# [What you should do]
Below are some records; repeat them all exactly, minus the pictures.

# [Listed records]
- - - - -

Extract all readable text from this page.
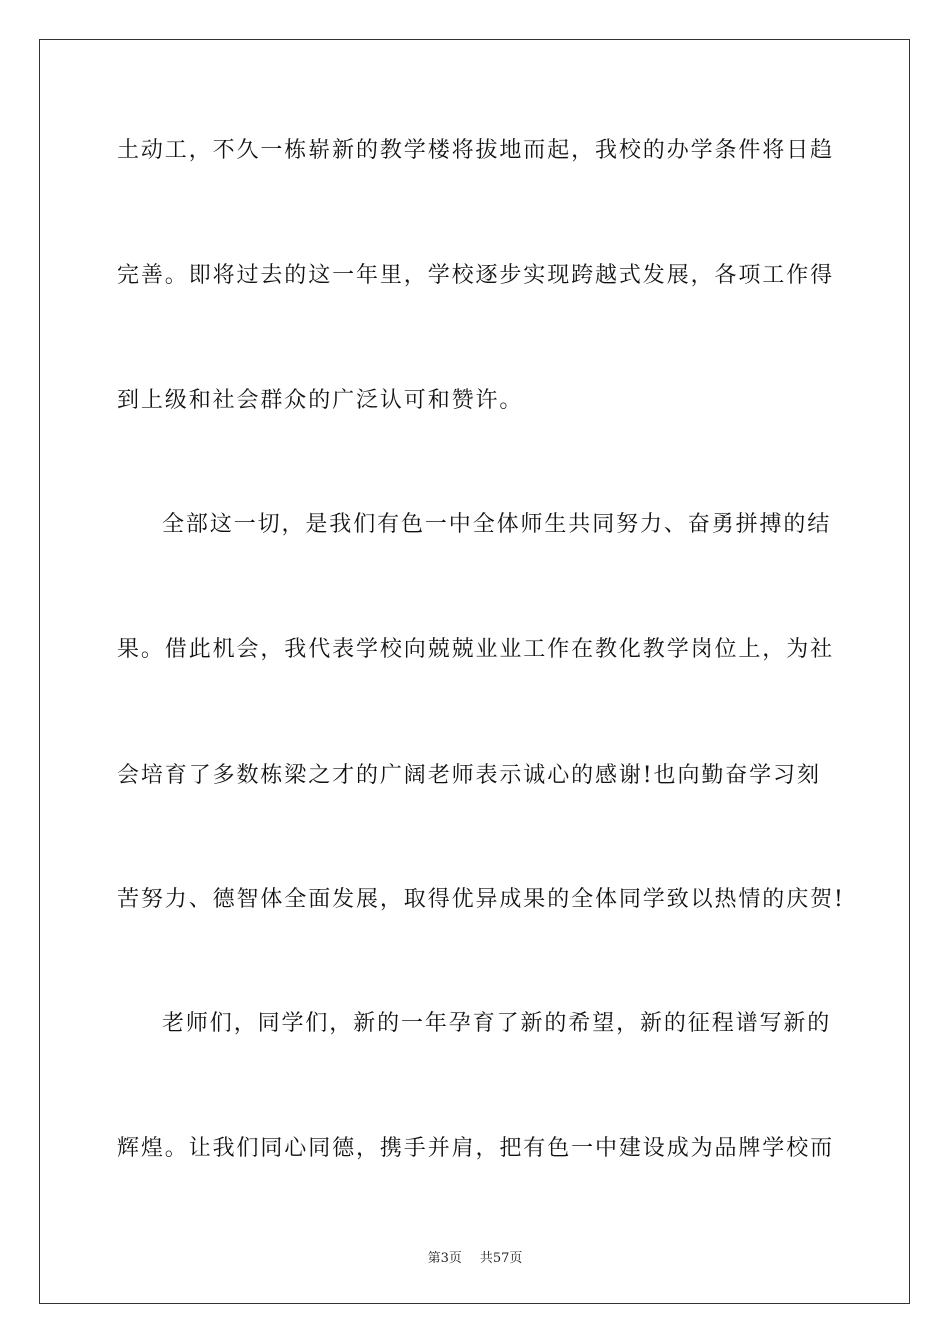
土动工，不久一栋崭新的教学楼将拔地而起，我校的办学条件将日趋
完善。即将过去的这一年里，学校逐步实现跨越式发展，各项工作得
到上级和社会群众的广泛认可和赞许。
全部这一切，是我们有色一中全体师生共同努力、奋勇拼搏的结
果。借此机会，我代表学校向兢兢业业工作在教化教学岗位上，为社
会培育了多数栋梁之才的广阔老师表示诚心的感谢!也向勤奋学习刻
苦努力、德智体全面发展，取得优异成果的全体同学致以热情的庆贺!
老师们，同学们，新的一年孕育了新的希望，新的征程谱写新的
辉煌。让我们同心同德，携手并肩，把有色一中建设成为品牌学校而
第3页 共57页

- - - - -

# [Finished exercise]
Extract all readable text from this page.
土动工，不久一栋崭新的教学楼将拔地而起，我校的办学条件将日趋
完善。即将过去的这一年里，学校逐步实现跨越式发展，各项工作得
到上级和社会群众的广泛认可和赞许。
全部这一切，是我们有色一中全体师生共同努力、奋勇拼搏的结
果。借此机会，我代表学校向兢兢业业工作在教化教学岗位上，为社
会培育了多数栋梁之才的广阔老师表示诚心的感谢!也向勤奋学习刻
苦努力、德智体全面发展，取得优异成果的全体同学致以热情的庆贺!
老师们，同学们，新的一年孕育了新的希望，新的征程谱写新的
辉煌。让我们同心同德，携手并肩，把有色一中建设成为品牌学校而
第3页 共57页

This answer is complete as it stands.